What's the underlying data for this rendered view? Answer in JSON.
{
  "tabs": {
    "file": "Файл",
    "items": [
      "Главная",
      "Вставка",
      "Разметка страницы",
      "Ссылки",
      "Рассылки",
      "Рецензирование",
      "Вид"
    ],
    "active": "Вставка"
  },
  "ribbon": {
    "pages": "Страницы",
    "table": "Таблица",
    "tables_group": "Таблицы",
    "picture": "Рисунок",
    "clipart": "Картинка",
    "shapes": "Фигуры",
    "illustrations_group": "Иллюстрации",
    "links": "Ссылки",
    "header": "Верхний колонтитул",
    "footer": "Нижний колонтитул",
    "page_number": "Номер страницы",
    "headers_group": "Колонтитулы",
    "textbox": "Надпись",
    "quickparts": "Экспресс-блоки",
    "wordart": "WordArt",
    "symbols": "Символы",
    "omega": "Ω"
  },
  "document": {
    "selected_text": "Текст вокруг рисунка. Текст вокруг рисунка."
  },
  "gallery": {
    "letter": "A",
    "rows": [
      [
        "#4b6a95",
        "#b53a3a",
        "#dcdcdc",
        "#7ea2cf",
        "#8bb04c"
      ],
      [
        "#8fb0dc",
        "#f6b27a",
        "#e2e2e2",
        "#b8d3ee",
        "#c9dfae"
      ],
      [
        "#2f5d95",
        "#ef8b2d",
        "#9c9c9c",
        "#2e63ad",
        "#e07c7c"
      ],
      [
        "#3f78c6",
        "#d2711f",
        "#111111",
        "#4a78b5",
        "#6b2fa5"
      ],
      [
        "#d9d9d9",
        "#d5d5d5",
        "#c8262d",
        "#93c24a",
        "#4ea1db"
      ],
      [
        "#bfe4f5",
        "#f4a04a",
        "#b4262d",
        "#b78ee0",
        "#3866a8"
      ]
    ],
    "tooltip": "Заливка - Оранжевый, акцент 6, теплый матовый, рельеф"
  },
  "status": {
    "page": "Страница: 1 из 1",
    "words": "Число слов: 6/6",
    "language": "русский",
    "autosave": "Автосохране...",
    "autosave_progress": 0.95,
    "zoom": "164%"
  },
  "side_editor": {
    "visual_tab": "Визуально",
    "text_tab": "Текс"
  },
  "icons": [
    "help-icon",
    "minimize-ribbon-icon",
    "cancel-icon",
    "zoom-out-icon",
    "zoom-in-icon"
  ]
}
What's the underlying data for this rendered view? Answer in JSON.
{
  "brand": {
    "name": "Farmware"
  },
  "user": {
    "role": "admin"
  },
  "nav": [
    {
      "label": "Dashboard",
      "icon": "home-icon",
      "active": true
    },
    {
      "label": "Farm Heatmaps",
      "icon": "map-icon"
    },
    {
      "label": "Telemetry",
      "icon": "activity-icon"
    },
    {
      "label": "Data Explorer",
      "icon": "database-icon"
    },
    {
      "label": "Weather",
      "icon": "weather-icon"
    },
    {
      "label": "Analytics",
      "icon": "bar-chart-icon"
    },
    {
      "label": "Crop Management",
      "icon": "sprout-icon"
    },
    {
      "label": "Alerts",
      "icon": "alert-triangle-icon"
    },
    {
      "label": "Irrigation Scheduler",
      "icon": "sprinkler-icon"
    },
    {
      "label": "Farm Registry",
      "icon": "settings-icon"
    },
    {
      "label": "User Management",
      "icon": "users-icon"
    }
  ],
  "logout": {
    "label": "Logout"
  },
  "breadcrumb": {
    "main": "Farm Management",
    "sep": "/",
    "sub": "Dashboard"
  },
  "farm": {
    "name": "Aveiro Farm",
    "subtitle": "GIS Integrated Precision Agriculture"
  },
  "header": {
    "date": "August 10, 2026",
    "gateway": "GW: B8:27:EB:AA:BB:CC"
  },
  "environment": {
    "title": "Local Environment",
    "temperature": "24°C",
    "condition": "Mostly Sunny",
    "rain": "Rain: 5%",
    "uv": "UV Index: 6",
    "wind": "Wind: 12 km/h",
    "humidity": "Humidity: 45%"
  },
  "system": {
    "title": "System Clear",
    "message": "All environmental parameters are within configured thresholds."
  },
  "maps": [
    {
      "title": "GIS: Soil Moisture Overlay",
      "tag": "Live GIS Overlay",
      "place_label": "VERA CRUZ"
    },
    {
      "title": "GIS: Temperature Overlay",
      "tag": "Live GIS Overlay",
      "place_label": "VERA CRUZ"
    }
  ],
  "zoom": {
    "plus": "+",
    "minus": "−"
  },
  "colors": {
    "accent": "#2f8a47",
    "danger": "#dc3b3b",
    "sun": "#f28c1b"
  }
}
------------------------------------------------------------
- **Task brief**
Faithfully copy every entry, leaving nothing out.

- **Exercise result**
What's the underlying data for this rendered view? Answer in JSON.
{
  "tabs": {
    "file": "Файл",
    "items": [
      "Главная",
      "Вставка",
      "Разметка страницы",
      "Ссылки",
      "Рассылки",
      "Рецензирование",
      "Вид"
    ],
    "active": "Вставка"
  },
  "ribbon": {
    "pages": "Страницы",
    "table": "Таблица",
    "tables_group": "Таблицы",
    "picture": "Рисунок",
    "clipart": "Картинка",
    "shapes": "Фигуры",
    "illustrations_group": "Иллюстрации",
    "links": "Ссылки",
    "header": "Верхний колонтитул",
    "footer": "Нижний колонтитул",
    "page_number": "Номер страницы",
    "headers_group": "Колонтитулы",
    "textbox": "Надпись",
    "quickparts": "Экспресс-блоки",
    "wordart": "WordArt",
    "symbols": "Символы",
    "omega": "Ω"
  },
  "document": {
    "selected_text": "Текст вокруг рисунка. Текст вокруг рисунка."
  },
  "gallery": {
    "letter": "A",
    "rows": [
      [
        "#4b6a95",
        "#b53a3a",
        "#dcdcdc",
        "#7ea2cf",
        "#8bb04c"
      ],
      [
        "#8fb0dc",
        "#f6b27a",
        "#e2e2e2",
        "#b8d3ee",
        "#c9dfae"
      ],
      [
        "#2f5d95",
        "#ef8b2d",
        "#9c9c9c",
        "#2e63ad",
        "#e07c7c"
      ],
      [
        "#3f78c6",
        "#d2711f",
        "#111111",
        "#4a78b5",
        "#6b2fa5"
      ],
      [
        "#d9d9d9",
        "#d5d5d5",
        "#c8262d",
        "#93c24a",
        "#4ea1db"
      ],
      [
        "#bfe4f5",
        "#f4a04a",
        "#b4262d",
        "#b78ee0",
        "#3866a8"
      ]
    ],
    "tooltip": "Заливка - Оранжевый, акцент 6, теплый матовый, рельеф"
  },
  "status": {
    "page": "Страница: 1 из 1",
    "words": "Число слов: 6/6",
    "language": "русский",
    "autosave": "Автосохране...",
    "autosave_progress": 0.95,
    "zoom": "164%"
  },
  "side_editor": {
    "visual_tab": "Визуально",
    "text_tab": "Текс"
  },
  "icons": [
    "help-icon",
    "minimize-ribbon-icon",
    "cancel-icon",
    "zoom-out-icon",
    "zoom-in-icon"
  ]
}
What's the underlying data for this rendered view? Answer in JSON.
{
  "brand": {
    "name": "Farmware"
  },
  "user": {
    "role": "admin"
  },
  "nav": [
    {
      "label": "Dashboard",
      "icon": "home-icon",
      "active": true
    },
    {
      "label": "Farm Heatmaps",
      "icon": "map-icon"
    },
    {
      "label": "Telemetry",
      "icon": "activity-icon"
    },
    {
      "label": "Data Explorer",
      "icon": "database-icon"
    },
    {
      "label": "Weather",
      "icon": "weather-icon"
    },
    {
      "label": "Analytics",
      "icon": "bar-chart-icon"
    },
    {
      "label": "Crop Management",
      "icon": "sprout-icon"
    },
    {
      "label": "Alerts",
      "icon": "alert-triangle-icon"
    },
    {
      "label": "Irrigation Scheduler",
      "icon": "sprinkler-icon"
    },
    {
      "label": "Farm Registry",
      "icon": "settings-icon"
    },
    {
      "label": "User Management",
      "icon": "users-icon"
    }
  ],
  "logout": {
    "label": "Logout"
  },
  "breadcrumb": {
    "main": "Farm Management",
    "sep": "/",
    "sub": "Dashboard"
  },
  "farm": {
    "name": "Aveiro Farm",
    "subtitle": "GIS Integrated Precision Agriculture"
  },
  "header": {
    "date": "August 10, 2026",
    "gateway": "GW: B8:27:EB:AA:BB:CC"
  },
  "environment": {
    "title": "Local Environment",
    "temperature": "24°C",
    "condition": "Mostly Sunny",
    "rain": "Rain: 5%",
    "uv": "UV Index: 6",
    "wind": "Wind: 12 km/h",
    "humidity": "Humidity: 45%"
  },
  "system": {
    "title": "System Clear",
    "message": "All environmental parameters are within configured thresholds."
  },
  "maps": [
    {
      "title": "GIS: Soil Moisture Overlay",
      "tag": "Live GIS Overlay",
      "place_label": "VERA CRUZ"
    },
    {
      "title": "GIS: Temperature Overlay",
      "tag": "Live GIS Overlay",
      "place_label": "VERA CRUZ"
    }
  ],
  "zoom": {
    "plus": "+",
    "minus": "−"
  },
  "colors": {
    "accent": "#2f8a47",
    "danger": "#dc3b3b",
    "sun": "#f28c1b"
  }
}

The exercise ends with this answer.